Would you write out the entries below, every one of them, exactly?

======== DATA PROVIDED

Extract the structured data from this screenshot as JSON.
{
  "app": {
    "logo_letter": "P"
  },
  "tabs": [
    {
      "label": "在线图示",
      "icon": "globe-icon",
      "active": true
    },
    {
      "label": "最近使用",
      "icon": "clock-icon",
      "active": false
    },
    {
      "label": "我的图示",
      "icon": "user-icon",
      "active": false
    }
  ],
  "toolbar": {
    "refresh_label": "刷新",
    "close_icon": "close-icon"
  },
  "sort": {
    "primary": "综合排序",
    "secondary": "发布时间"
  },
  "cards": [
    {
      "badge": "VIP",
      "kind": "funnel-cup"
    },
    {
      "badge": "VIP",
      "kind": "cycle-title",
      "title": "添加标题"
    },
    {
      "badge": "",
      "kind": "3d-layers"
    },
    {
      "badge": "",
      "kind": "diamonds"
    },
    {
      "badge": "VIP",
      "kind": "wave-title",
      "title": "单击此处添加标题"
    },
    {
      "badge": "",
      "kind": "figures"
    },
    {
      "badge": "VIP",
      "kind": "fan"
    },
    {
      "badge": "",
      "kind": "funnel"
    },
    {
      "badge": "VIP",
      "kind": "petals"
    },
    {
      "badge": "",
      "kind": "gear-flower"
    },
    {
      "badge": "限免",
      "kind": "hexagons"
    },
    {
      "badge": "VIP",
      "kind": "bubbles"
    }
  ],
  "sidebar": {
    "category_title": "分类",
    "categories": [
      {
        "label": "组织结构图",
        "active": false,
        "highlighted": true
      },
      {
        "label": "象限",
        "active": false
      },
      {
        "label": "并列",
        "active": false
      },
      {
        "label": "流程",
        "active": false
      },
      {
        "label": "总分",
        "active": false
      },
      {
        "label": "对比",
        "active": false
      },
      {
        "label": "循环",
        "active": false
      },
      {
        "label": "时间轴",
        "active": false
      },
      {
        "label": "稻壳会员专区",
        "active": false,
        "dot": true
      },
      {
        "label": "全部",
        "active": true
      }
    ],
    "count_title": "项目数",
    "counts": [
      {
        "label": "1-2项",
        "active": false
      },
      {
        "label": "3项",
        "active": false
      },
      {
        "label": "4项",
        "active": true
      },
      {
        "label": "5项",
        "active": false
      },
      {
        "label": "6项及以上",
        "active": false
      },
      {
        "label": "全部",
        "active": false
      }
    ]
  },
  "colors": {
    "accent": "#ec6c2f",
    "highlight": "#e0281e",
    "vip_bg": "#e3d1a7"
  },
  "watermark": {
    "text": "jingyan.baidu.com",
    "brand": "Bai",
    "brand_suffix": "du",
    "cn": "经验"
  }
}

================

RESPONSE TO THE EXERCISE:
Extract the structured data from this screenshot as JSON.
{
  "app": {
    "logo_letter": "P"
  },
  "tabs": [
    {
      "label": "在线图示",
      "icon": "globe-icon",
      "active": true
    },
    {
      "label": "最近使用",
      "icon": "clock-icon",
      "active": false
    },
    {
      "label": "我的图示",
      "icon": "user-icon",
      "active": false
    }
  ],
  "toolbar": {
    "refresh_label": "刷新",
    "close_icon": "close-icon"
  },
  "sort": {
    "primary": "综合排序",
    "secondary": "发布时间"
  },
  "cards": [
    {
      "badge": "VIP",
      "kind": "funnel-cup"
    },
    {
      "badge": "VIP",
      "kind": "cycle-title",
      "title": "添加标题"
    },
    {
      "badge": "",
      "kind": "3d-layers"
    },
    {
      "badge": "",
      "kind": "diamonds"
    },
    {
      "badge": "VIP",
      "kind": "wave-title",
      "title": "单击此处添加标题"
    },
    {
      "badge": "",
      "kind": "figures"
    },
    {
      "badge": "VIP",
      "kind": "fan"
    },
    {
      "badge": "",
      "kind": "funnel"
    },
    {
      "badge": "VIP",
      "kind": "petals"
    },
    {
      "badge": "",
      "kind": "gear-flower"
    },
    {
      "badge": "限免",
      "kind": "hexagons"
    },
    {
      "badge": "VIP",
      "kind": "bubbles"
    }
  ],
  "sidebar": {
    "category_title": "分类",
    "categories": [
      {
        "label": "组织结构图",
        "active": false,
        "highlighted": true
      },
      {
        "label": "象限",
        "active": false
      },
      {
        "label": "并列",
        "active": false
      },
      {
        "label": "流程",
        "active": false
      },
      {
        "label": "总分",
        "active": false
      },
      {
        "label": "对比",
        "active": false
      },
      {
        "label": "循环",
        "active": false
      },
      {
        "label": "时间轴",
        "active": false
      },
      {
        "label": "稻壳会员专区",
        "active": false,
        "dot": true
      },
      {
        "label": "全部",
        "active": true
      }
    ],
    "count_title": "项目数",
    "counts": [
      {
        "label": "1-2项",
        "active": false
      },
      {
        "label": "3项",
        "active": false
      },
      {
        "label": "4项",
        "active": true
      },
      {
        "label": "5项",
        "active": false
      },
      {
        "label": "6项及以上",
        "active": false
      },
      {
        "label": "全部",
        "active": false
      }
    ]
  },
  "colors": {
    "accent": "#ec6c2f",
    "highlight": "#e0281e",
    "vip_bg": "#e3d1a7"
  },
  "watermark": {
    "text": "jingyan.baidu.com",
    "brand": "Bai",
    "brand_suffix": "du",
    "cn": "经验"
  }
}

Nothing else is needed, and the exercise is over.